■ **The task**: Which lines of the records below contain the string "text"? Report each of them.
══ Information given
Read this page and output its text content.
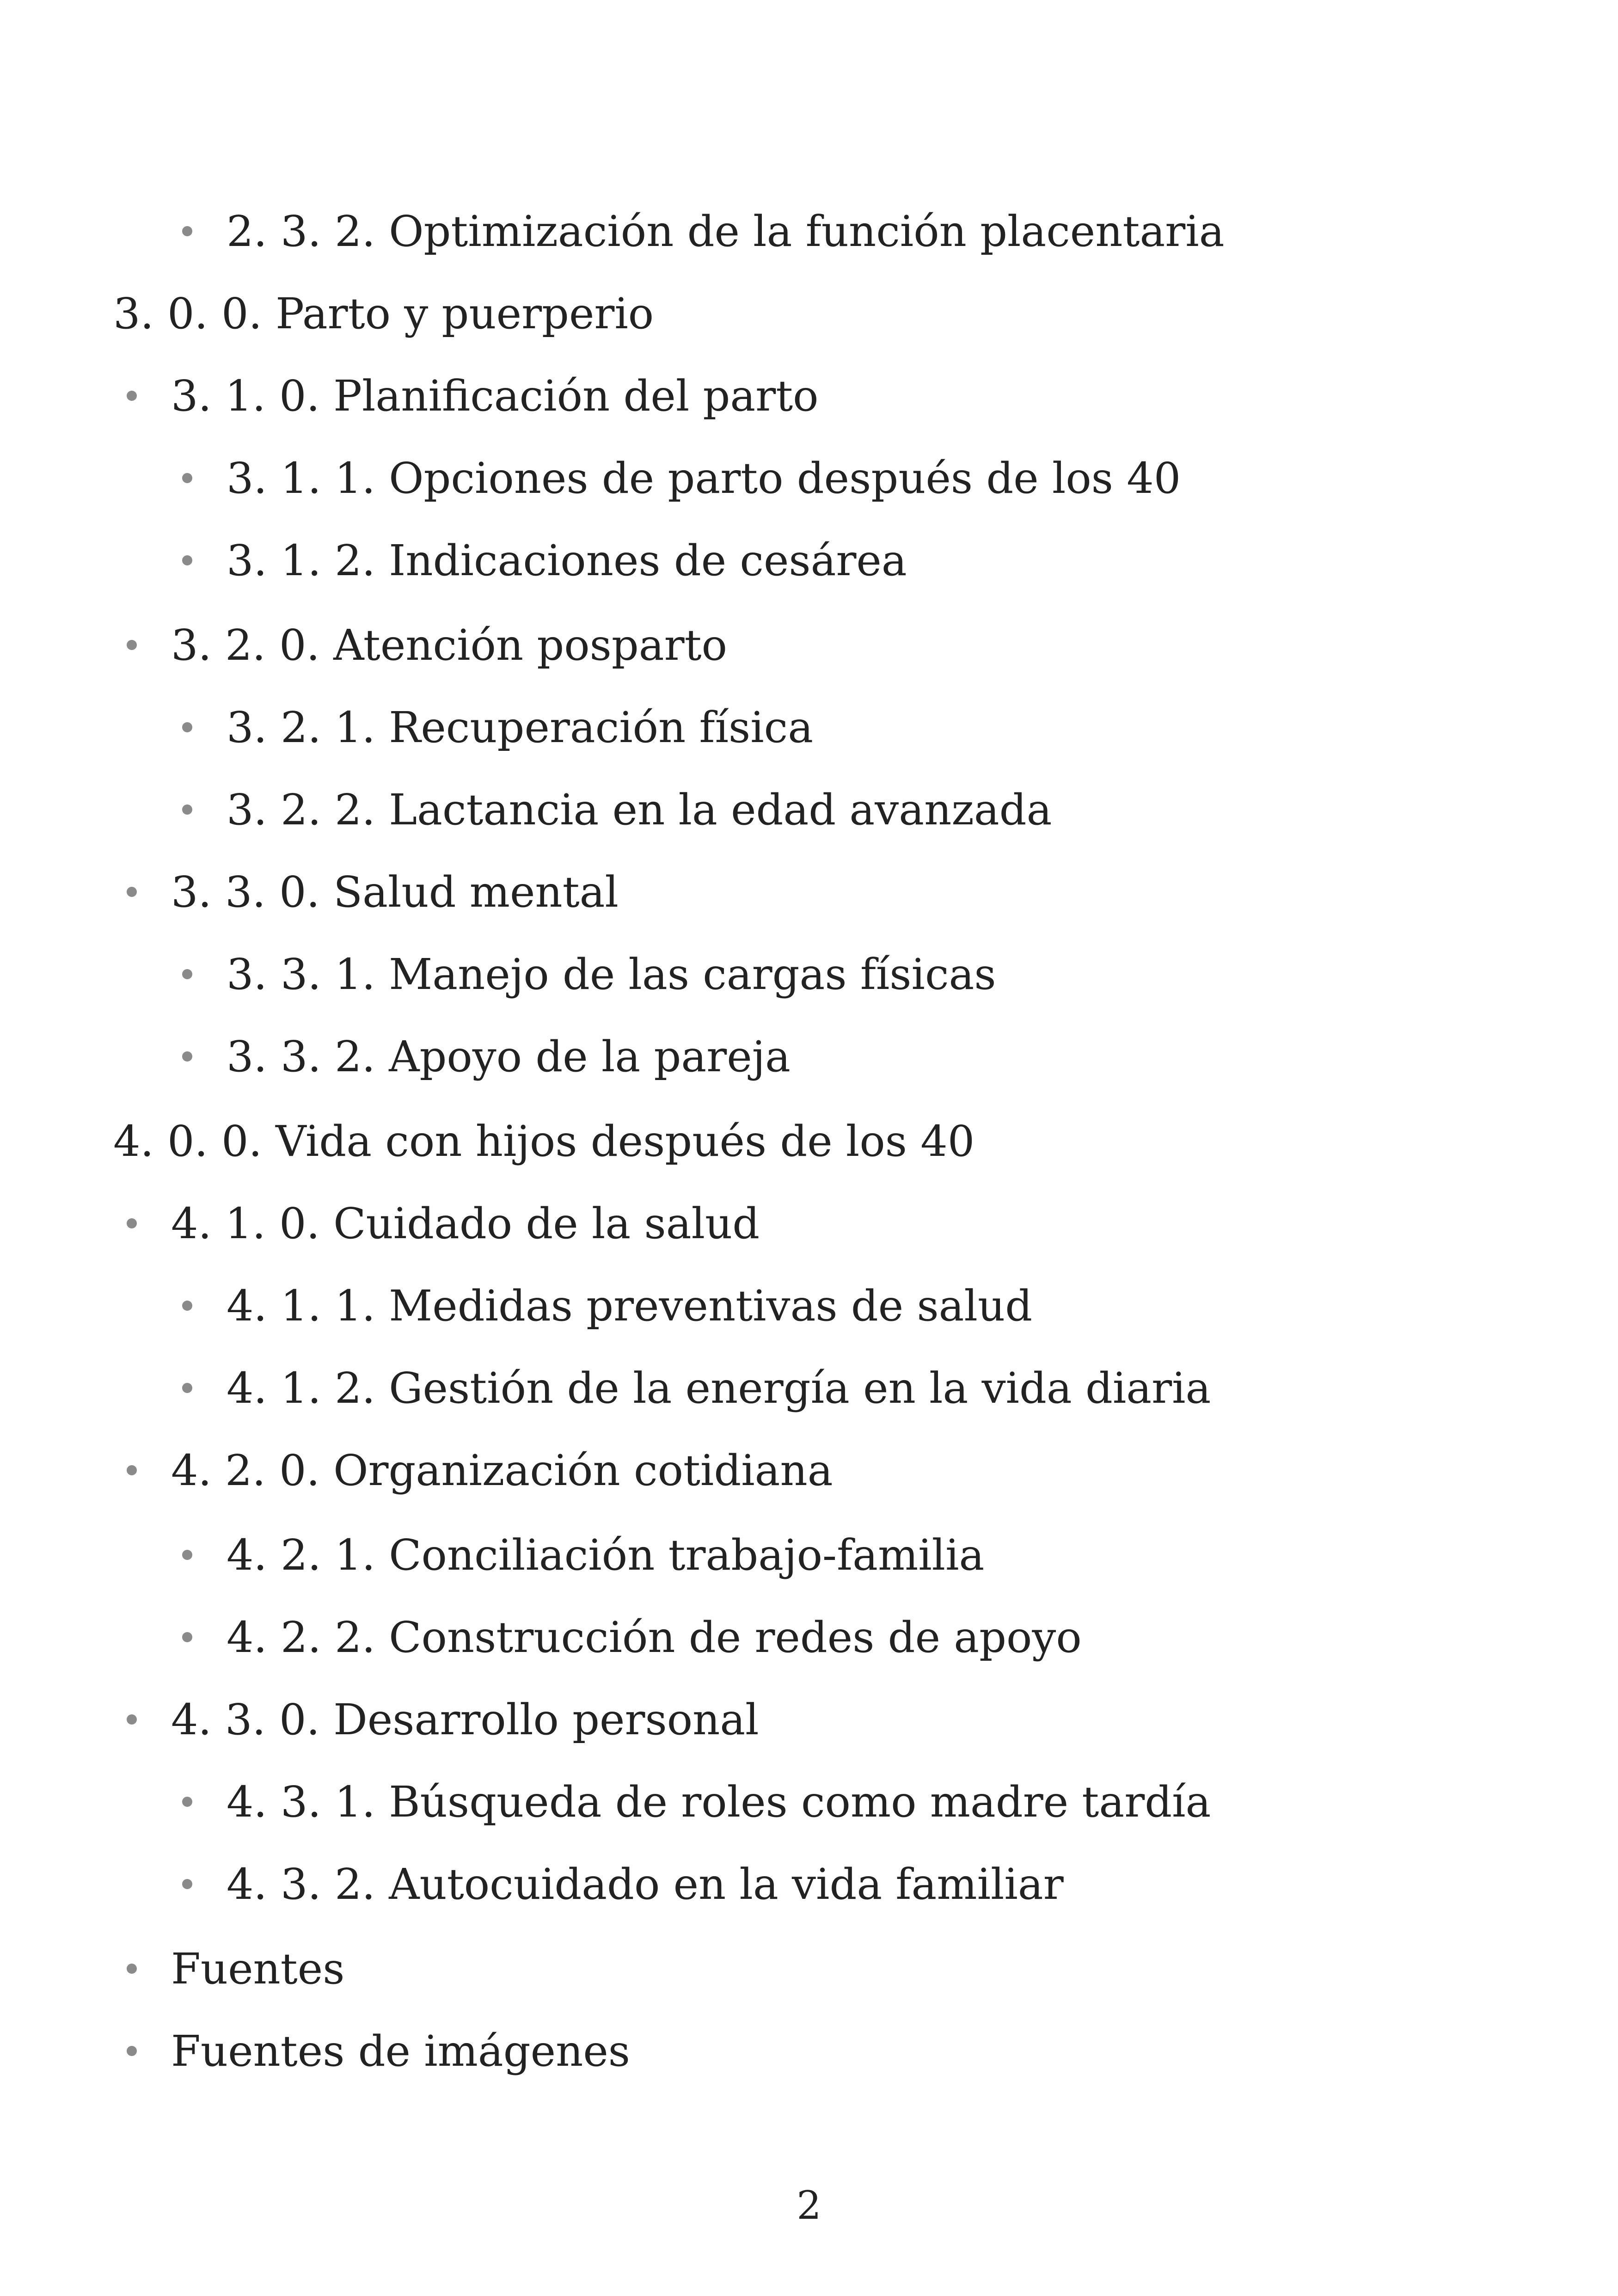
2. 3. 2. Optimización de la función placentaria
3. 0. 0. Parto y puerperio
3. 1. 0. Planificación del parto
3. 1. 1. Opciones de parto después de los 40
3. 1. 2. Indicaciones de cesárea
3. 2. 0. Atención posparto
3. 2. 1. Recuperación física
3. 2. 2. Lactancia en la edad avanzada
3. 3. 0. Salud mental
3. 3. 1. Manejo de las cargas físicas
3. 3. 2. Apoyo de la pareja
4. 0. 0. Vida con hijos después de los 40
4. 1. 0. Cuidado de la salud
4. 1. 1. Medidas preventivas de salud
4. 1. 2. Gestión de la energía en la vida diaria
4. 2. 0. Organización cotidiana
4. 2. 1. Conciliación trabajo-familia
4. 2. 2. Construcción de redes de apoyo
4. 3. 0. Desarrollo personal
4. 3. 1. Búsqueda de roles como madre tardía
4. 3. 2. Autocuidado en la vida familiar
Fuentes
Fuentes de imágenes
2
════
══ Information given
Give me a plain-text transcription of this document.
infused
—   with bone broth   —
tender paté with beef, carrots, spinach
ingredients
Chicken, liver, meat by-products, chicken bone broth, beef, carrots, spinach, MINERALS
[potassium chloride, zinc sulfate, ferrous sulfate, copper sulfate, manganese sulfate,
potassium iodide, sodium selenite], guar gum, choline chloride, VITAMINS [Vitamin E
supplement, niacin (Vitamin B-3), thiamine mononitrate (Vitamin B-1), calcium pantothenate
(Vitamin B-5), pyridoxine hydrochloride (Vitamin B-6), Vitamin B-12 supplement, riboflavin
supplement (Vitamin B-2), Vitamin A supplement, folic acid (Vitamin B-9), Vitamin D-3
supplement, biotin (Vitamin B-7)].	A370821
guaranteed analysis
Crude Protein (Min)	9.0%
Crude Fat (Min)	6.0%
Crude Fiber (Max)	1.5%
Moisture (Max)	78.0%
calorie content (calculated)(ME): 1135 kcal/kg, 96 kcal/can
════
■ **Output of the task**:
Read this page and output its text content.
Give me a plain-text transcription of this document.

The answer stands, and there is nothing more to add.